## Task
Copy out all lines that carry the word "spool".

---------- Material supplied ----------

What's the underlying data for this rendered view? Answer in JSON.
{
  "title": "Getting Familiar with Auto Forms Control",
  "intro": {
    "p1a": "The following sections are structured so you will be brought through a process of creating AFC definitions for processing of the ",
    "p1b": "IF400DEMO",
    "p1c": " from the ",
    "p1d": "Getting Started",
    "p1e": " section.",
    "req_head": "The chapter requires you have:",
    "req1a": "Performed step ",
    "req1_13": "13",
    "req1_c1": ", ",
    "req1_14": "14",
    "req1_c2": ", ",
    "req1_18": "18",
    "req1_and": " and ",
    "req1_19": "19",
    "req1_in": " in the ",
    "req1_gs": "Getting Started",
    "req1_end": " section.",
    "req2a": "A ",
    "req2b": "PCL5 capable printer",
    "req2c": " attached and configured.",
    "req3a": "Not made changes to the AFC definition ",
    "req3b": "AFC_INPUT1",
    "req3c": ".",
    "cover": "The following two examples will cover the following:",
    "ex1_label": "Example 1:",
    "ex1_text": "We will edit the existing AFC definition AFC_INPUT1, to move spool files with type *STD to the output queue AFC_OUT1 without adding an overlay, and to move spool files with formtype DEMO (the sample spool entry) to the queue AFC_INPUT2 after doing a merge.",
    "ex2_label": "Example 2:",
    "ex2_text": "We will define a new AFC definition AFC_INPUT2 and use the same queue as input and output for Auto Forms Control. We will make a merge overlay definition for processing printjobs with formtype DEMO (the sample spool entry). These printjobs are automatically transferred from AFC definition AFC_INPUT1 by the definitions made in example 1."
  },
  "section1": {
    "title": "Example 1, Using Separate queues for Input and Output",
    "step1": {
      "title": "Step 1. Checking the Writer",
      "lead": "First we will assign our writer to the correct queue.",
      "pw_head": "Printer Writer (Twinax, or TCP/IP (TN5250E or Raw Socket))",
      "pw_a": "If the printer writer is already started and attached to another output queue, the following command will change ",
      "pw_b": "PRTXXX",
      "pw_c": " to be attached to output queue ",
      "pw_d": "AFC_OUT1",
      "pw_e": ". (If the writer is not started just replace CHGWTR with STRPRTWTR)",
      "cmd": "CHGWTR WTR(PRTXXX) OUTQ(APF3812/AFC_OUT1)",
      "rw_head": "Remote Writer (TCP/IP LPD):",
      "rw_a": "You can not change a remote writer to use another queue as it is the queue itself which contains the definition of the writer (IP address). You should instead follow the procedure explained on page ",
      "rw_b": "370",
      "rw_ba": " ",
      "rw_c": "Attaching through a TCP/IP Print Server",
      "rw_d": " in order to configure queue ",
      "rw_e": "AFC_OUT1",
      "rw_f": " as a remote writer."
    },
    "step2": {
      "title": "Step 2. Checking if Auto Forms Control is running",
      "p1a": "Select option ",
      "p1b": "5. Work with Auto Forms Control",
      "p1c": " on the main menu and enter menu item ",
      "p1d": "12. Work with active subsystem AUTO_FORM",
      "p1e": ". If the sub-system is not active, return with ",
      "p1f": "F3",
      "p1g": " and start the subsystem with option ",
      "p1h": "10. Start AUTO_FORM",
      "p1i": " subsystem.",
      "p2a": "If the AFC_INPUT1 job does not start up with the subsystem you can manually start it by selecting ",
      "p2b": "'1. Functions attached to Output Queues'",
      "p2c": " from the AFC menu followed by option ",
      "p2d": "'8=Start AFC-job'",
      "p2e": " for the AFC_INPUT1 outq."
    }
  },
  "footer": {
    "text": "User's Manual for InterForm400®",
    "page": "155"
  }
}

----------

## Task result
    "ex1_text": "We will edit the existing AFC definition AFC_INPUT1, to move spool files with type *STD to the output queue AFC_OUT1 without adding an overlay, and to move spool files with formtype DEMO (the sample spool entry) to the queue AFC_INPUT2 after doing a merge.",
    "ex2_text": "We will define a new AFC definition AFC_INPUT2 and use the same queue as input and output for Auto Forms Control. We will make a merge overlay definition for processing printjobs with formtype DEMO (the sample spool entry). These printjobs are automatically transferred from AFC definition AFC_INPUT1 by the definitions made in example 1."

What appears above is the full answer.